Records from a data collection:
[Start]

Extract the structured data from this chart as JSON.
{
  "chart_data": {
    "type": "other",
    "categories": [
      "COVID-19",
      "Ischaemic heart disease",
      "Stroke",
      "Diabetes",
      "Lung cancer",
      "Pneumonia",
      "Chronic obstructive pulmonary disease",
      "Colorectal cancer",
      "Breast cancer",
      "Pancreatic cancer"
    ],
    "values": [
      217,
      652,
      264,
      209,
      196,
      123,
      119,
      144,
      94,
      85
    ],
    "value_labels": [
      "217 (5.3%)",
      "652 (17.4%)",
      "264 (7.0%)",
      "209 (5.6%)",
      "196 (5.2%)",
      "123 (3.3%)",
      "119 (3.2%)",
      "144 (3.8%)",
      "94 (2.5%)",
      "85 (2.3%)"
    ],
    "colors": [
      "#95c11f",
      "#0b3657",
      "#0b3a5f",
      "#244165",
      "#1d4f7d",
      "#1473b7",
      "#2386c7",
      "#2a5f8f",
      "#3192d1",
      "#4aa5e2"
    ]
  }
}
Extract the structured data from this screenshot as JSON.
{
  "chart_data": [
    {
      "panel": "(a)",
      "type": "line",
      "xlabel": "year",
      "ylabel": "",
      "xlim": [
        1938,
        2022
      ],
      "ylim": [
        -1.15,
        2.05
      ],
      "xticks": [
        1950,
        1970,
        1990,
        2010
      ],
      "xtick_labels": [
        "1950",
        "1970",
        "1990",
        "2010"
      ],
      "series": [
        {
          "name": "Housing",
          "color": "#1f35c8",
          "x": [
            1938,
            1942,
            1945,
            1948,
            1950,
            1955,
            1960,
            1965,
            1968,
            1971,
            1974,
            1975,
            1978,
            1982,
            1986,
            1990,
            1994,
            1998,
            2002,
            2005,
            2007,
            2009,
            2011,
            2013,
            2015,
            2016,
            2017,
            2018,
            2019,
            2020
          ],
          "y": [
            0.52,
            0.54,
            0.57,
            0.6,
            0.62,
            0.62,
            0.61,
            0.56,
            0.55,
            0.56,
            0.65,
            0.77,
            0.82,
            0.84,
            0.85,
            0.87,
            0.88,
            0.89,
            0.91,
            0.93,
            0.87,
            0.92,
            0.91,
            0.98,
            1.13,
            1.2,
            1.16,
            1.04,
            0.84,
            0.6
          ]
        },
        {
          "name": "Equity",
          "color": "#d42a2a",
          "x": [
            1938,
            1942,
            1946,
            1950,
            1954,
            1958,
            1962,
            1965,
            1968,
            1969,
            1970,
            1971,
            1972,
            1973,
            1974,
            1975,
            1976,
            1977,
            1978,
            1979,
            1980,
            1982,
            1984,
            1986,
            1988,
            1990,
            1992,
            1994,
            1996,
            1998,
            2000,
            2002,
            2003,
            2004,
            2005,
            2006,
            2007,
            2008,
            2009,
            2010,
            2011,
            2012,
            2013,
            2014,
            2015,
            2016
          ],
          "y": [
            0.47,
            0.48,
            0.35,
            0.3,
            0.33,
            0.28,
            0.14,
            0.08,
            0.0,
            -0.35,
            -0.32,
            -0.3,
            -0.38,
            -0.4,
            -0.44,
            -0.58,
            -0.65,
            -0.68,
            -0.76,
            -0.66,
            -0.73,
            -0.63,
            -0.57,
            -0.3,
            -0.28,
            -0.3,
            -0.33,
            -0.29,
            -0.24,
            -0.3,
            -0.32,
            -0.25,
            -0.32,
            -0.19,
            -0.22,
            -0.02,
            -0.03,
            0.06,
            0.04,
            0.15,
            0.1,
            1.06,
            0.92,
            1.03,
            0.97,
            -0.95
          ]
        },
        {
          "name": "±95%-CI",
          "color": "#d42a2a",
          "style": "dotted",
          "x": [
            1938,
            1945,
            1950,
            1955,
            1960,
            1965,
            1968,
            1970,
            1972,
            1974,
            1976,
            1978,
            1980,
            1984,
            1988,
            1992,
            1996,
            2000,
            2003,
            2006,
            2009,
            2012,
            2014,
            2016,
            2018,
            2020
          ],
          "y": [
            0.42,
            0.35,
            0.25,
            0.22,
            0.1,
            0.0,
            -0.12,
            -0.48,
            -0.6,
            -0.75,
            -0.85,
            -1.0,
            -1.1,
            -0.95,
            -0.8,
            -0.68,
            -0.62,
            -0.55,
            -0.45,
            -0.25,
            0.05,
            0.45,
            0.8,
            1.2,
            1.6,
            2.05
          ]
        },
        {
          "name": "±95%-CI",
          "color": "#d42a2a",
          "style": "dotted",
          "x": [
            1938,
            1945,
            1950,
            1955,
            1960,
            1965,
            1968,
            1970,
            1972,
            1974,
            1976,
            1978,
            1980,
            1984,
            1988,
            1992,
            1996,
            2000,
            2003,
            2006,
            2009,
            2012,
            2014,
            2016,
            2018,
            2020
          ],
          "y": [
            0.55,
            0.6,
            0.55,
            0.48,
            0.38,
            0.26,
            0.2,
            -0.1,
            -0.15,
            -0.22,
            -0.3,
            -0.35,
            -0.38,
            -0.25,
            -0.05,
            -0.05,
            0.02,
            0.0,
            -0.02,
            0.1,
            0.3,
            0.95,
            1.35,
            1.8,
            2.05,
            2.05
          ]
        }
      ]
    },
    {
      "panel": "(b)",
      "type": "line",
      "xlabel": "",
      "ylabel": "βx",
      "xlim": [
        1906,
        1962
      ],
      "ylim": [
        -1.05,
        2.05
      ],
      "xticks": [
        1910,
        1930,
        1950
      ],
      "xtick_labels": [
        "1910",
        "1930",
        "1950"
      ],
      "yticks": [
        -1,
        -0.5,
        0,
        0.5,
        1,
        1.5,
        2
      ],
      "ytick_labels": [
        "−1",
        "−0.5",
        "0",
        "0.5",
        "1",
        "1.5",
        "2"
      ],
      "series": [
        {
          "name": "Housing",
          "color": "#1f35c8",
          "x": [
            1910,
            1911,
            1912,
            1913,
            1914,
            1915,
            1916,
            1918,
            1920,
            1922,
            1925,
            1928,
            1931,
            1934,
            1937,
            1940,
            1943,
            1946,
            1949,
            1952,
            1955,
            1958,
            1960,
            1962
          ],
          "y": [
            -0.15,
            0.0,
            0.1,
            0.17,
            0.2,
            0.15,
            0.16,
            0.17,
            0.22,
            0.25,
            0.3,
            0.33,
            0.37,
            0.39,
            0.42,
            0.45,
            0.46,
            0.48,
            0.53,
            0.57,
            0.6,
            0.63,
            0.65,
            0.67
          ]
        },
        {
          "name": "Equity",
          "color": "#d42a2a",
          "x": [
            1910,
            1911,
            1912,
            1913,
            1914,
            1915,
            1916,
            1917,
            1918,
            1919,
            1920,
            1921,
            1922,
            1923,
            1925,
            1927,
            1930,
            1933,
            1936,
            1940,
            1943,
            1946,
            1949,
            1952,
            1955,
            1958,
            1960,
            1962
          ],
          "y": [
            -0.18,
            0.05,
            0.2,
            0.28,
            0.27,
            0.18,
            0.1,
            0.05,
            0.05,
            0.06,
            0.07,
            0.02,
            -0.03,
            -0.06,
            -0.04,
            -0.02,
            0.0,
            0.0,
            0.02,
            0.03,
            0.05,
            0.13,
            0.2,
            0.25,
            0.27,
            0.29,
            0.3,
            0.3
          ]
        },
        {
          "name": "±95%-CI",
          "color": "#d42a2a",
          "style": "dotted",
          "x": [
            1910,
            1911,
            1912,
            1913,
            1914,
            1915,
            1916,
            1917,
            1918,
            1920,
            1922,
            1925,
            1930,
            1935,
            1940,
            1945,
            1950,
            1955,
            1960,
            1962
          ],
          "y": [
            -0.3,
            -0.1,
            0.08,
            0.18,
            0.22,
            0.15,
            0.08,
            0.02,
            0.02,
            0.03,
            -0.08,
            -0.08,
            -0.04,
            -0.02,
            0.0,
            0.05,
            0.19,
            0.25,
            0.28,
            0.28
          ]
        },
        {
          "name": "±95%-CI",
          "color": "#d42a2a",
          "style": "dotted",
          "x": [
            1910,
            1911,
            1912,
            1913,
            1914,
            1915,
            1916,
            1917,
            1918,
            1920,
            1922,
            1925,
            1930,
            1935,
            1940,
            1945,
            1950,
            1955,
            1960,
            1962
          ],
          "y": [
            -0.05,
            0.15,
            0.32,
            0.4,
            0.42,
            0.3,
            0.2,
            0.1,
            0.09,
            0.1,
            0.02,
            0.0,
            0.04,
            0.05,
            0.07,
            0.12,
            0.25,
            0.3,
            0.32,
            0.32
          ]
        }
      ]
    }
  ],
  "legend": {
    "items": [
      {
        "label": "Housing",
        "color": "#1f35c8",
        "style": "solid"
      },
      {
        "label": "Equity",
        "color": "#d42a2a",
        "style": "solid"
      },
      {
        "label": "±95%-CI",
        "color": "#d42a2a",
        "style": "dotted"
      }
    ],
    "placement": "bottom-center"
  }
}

[End]

Find every line in the listing that holds the string "disease", then say how many there are as a bare number.

2